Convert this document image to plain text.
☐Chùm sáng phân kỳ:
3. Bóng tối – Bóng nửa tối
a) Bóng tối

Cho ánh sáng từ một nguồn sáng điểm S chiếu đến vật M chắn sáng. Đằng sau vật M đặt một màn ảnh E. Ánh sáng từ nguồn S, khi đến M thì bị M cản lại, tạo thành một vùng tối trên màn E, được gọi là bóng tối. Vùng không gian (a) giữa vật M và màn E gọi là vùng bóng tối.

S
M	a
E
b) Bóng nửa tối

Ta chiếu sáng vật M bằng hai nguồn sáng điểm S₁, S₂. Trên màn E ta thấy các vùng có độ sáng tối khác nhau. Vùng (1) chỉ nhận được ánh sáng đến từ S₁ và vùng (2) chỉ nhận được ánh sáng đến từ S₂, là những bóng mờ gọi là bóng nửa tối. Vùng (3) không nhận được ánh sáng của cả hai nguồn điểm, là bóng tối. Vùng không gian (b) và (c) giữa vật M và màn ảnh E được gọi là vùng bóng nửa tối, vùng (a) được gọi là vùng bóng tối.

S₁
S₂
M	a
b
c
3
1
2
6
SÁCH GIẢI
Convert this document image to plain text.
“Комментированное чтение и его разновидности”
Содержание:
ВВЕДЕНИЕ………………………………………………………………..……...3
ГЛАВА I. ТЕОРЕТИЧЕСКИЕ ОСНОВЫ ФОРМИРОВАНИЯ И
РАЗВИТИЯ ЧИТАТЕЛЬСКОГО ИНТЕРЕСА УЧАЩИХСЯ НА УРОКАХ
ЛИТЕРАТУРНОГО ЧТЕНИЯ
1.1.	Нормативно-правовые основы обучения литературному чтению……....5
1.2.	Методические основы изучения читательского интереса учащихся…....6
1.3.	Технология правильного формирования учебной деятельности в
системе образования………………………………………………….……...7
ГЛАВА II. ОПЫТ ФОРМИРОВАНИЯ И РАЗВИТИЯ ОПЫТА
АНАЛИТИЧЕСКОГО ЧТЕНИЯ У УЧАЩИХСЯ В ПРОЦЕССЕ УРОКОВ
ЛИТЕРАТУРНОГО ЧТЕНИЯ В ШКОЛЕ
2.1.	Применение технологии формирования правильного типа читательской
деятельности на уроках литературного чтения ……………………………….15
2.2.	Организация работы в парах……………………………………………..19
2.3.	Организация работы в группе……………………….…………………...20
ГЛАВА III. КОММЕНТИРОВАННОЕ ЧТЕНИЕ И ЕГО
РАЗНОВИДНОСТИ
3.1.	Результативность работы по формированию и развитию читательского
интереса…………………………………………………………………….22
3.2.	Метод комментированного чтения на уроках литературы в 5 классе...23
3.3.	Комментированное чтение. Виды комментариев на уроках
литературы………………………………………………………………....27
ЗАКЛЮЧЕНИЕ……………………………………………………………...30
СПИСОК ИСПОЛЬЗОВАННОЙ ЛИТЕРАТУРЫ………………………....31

TASK STATEMENT
Transcribe the data. Leave every line exactly as it is.

ANSWER FOR THE TASK
Convert this document image to plain text.
☐Chùm sáng phân kỳ:
3. Bóng tối – Bóng nửa tối
a) Bóng tối

Cho ánh sáng từ một nguồn sáng điểm S chiếu đến vật M chắn sáng. Đằng sau vật M đặt một màn ảnh E. Ánh sáng từ nguồn S, khi đến M thì bị M cản lại, tạo thành một vùng tối trên màn E, được gọi là bóng tối. Vùng không gian (a) giữa vật M và màn E gọi là vùng bóng tối.

S
M	a
E
b) Bóng nửa tối

Ta chiếu sáng vật M bằng hai nguồn sáng điểm S₁, S₂. Trên màn E ta thấy các vùng có độ sáng tối khác nhau. Vùng (1) chỉ nhận được ánh sáng đến từ S₁ và vùng (2) chỉ nhận được ánh sáng đến từ S₂, là những bóng mờ gọi là bóng nửa tối. Vùng (3) không nhận được ánh sáng của cả hai nguồn điểm, là bóng tối. Vùng không gian (b) và (c) giữa vật M và màn ảnh E được gọi là vùng bóng nửa tối, vùng (a) được gọi là vùng bóng tối.

S₁
S₂
M	a
b
c
3
1
2
6
SÁCH GIẢI
Convert this document image to plain text.
“Комментированное чтение и его разновидности”
Содержание:
ВВЕДЕНИЕ………………………………………………………………..……...3
ГЛАВА I. ТЕОРЕТИЧЕСКИЕ ОСНОВЫ ФОРМИРОВАНИЯ И
РАЗВИТИЯ ЧИТАТЕЛЬСКОГО ИНТЕРЕСА УЧАЩИХСЯ НА УРОКАХ
ЛИТЕРАТУРНОГО ЧТЕНИЯ
1.1.	Нормативно-правовые основы обучения литературному чтению……....5
1.2.	Методические основы изучения читательского интереса учащихся…....6
1.3.	Технология правильного формирования учебной деятельности в
системе образования………………………………………………….……...7
ГЛАВА II. ОПЫТ ФОРМИРОВАНИЯ И РАЗВИТИЯ ОПЫТА
АНАЛИТИЧЕСКОГО ЧТЕНИЯ У УЧАЩИХСЯ В ПРОЦЕССЕ УРОКОВ
ЛИТЕРАТУРНОГО ЧТЕНИЯ В ШКОЛЕ
2.1.	Применение технологии формирования правильного типа читательской
деятельности на уроках литературного чтения ……………………………….15
2.2.	Организация работы в парах……………………………………………..19
2.3.	Организация работы в группе……………………….…………………...20
ГЛАВА III. КОММЕНТИРОВАННОЕ ЧТЕНИЕ И ЕГО
РАЗНОВИДНОСТИ
3.1.	Результативность работы по формированию и развитию читательского
интереса…………………………………………………………………….22
3.2.	Метод комментированного чтения на уроках литературы в 5 классе...23
3.3.	Комментированное чтение. Виды комментариев на уроках
литературы………………………………………………………………....27
ЗАКЛЮЧЕНИЕ……………………………………………………………...30
СПИСОК ИСПОЛЬЗОВАННОЙ ЛИТЕРАТУРЫ………………………....31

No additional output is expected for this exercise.